#### [THE REQUEST]
Look through the data below and say how many of its lines contain "overlays", adding nothing else.

#### [Stored data]
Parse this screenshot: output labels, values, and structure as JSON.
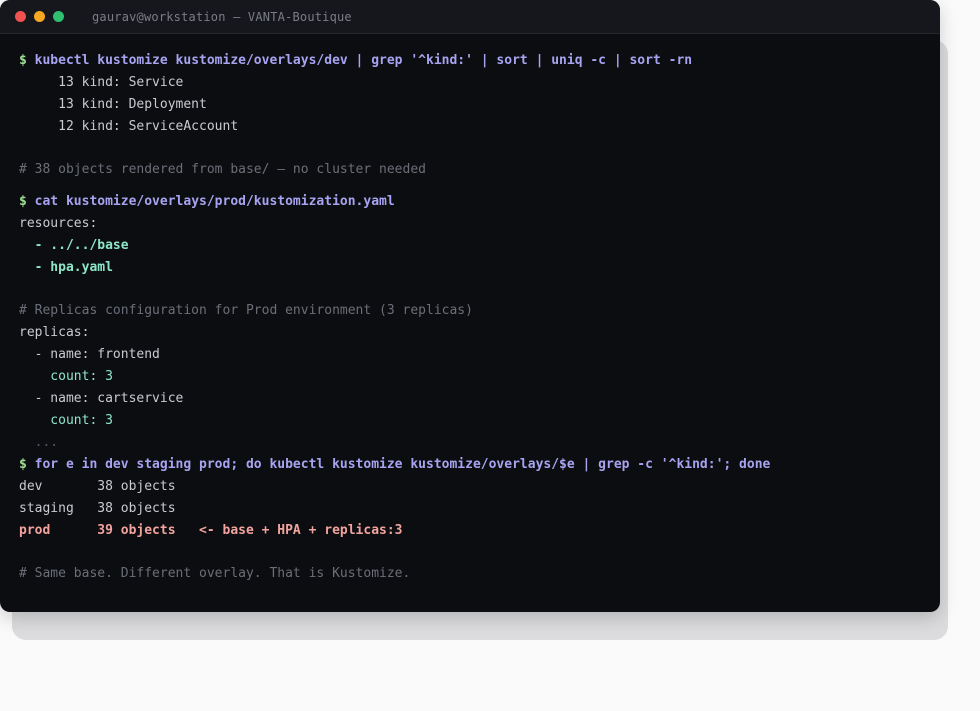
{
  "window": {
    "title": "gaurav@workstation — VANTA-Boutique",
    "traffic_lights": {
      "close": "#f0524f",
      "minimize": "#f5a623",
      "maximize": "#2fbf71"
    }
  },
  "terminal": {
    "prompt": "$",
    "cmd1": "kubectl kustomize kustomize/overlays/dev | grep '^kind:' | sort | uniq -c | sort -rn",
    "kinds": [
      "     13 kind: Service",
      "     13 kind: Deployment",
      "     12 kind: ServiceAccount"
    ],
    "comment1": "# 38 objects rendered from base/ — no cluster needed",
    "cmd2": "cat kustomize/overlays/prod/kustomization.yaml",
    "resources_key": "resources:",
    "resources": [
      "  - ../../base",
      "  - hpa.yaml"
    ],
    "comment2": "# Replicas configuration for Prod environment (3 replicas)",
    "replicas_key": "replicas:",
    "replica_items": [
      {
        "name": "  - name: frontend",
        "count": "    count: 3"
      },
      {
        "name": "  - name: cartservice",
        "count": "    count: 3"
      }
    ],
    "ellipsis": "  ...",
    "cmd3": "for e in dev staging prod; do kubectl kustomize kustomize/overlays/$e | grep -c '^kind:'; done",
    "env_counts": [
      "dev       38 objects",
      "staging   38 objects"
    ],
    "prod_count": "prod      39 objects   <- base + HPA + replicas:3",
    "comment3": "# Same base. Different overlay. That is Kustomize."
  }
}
...
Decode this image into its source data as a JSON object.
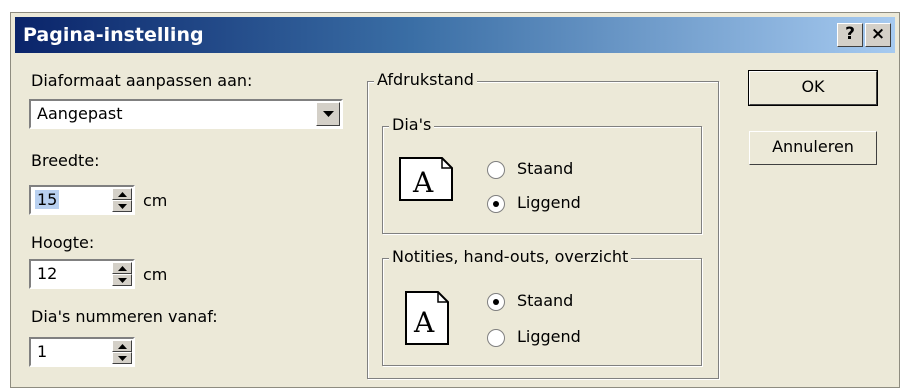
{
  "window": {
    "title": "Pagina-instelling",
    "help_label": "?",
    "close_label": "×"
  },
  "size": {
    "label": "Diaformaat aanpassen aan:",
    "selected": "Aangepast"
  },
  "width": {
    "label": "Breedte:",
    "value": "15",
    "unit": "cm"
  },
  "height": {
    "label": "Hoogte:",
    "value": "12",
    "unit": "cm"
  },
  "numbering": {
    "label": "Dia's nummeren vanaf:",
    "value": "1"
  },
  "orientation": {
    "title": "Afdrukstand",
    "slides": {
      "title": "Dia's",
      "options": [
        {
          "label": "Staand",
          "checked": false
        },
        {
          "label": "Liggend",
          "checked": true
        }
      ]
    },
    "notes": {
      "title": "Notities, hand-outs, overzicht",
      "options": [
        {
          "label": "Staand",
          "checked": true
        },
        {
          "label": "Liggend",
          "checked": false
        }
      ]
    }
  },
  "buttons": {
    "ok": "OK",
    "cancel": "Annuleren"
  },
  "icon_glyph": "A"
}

#### [REPLY TO THE TASK]
3